*Activity*:
Word-for-word transcription needed. Include every entry below but no pictures.

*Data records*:
((

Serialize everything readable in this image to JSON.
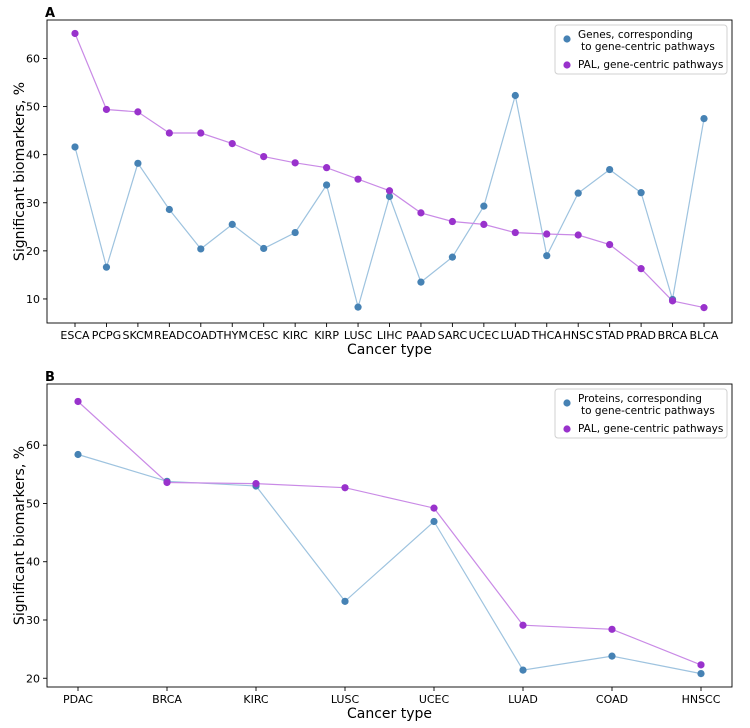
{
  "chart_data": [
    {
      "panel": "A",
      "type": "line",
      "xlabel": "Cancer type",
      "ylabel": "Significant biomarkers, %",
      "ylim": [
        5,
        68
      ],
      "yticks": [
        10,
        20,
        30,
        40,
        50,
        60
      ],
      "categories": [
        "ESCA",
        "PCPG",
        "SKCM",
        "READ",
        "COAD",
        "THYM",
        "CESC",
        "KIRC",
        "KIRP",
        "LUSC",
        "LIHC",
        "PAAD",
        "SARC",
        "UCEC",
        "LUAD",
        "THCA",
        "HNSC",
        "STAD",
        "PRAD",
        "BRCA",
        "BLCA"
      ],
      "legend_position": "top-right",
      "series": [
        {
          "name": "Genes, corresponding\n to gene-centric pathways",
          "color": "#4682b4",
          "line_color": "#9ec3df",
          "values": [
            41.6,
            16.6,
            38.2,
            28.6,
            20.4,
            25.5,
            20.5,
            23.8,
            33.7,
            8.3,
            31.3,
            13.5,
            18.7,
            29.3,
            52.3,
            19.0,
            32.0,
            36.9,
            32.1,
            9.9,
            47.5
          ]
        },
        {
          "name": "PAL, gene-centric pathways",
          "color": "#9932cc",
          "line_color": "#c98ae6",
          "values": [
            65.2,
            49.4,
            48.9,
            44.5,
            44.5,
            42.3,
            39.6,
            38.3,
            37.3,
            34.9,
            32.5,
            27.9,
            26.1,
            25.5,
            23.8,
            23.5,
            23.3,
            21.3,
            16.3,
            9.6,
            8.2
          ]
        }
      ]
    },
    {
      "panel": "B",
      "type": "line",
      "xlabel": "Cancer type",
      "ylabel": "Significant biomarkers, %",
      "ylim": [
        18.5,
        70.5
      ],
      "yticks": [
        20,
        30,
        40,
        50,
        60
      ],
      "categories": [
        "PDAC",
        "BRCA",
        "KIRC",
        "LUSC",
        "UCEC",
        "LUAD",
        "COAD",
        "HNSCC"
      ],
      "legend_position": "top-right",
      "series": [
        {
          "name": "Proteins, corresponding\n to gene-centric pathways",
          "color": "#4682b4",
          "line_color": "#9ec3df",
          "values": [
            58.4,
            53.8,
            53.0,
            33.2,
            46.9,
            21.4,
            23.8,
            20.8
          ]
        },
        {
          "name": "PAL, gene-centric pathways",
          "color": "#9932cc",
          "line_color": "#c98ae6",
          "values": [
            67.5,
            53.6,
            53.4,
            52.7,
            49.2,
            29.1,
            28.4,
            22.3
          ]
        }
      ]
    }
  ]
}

))

*Exercise solution*:
Serialize everything readable in this image to JSON.
{
  "chart_data": [
    {
      "panel": "A",
      "type": "line",
      "xlabel": "Cancer type",
      "ylabel": "Significant biomarkers, %",
      "ylim": [
        5,
        68
      ],
      "yticks": [
        10,
        20,
        30,
        40,
        50,
        60
      ],
      "categories": [
        "ESCA",
        "PCPG",
        "SKCM",
        "READ",
        "COAD",
        "THYM",
        "CESC",
        "KIRC",
        "KIRP",
        "LUSC",
        "LIHC",
        "PAAD",
        "SARC",
        "UCEC",
        "LUAD",
        "THCA",
        "HNSC",
        "STAD",
        "PRAD",
        "BRCA",
        "BLCA"
      ],
      "legend_position": "top-right",
      "series": [
        {
          "name": "Genes, corresponding\n to gene-centric pathways",
          "color": "#4682b4",
          "line_color": "#9ec3df",
          "values": [
            41.6,
            16.6,
            38.2,
            28.6,
            20.4,
            25.5,
            20.5,
            23.8,
            33.7,
            8.3,
            31.3,
            13.5,
            18.7,
            29.3,
            52.3,
            19.0,
            32.0,
            36.9,
            32.1,
            9.9,
            47.5
          ]
        },
        {
          "name": "PAL, gene-centric pathways",
          "color": "#9932cc",
          "line_color": "#c98ae6",
          "values": [
            65.2,
            49.4,
            48.9,
            44.5,
            44.5,
            42.3,
            39.6,
            38.3,
            37.3,
            34.9,
            32.5,
            27.9,
            26.1,
            25.5,
            23.8,
            23.5,
            23.3,
            21.3,
            16.3,
            9.6,
            8.2
          ]
        }
      ]
    },
    {
      "panel": "B",
      "type": "line",
      "xlabel": "Cancer type",
      "ylabel": "Significant biomarkers, %",
      "ylim": [
        18.5,
        70.5
      ],
      "yticks": [
        20,
        30,
        40,
        50,
        60
      ],
      "categories": [
        "PDAC",
        "BRCA",
        "KIRC",
        "LUSC",
        "UCEC",
        "LUAD",
        "COAD",
        "HNSCC"
      ],
      "legend_position": "top-right",
      "series": [
        {
          "name": "Proteins, corresponding\n to gene-centric pathways",
          "color": "#4682b4",
          "line_color": "#9ec3df",
          "values": [
            58.4,
            53.8,
            53.0,
            33.2,
            46.9,
            21.4,
            23.8,
            20.8
          ]
        },
        {
          "name": "PAL, gene-centric pathways",
          "color": "#9932cc",
          "line_color": "#c98ae6",
          "values": [
            67.5,
            53.6,
            53.4,
            52.7,
            49.2,
            29.1,
            28.4,
            22.3
          ]
        }
      ]
    }
  ]
}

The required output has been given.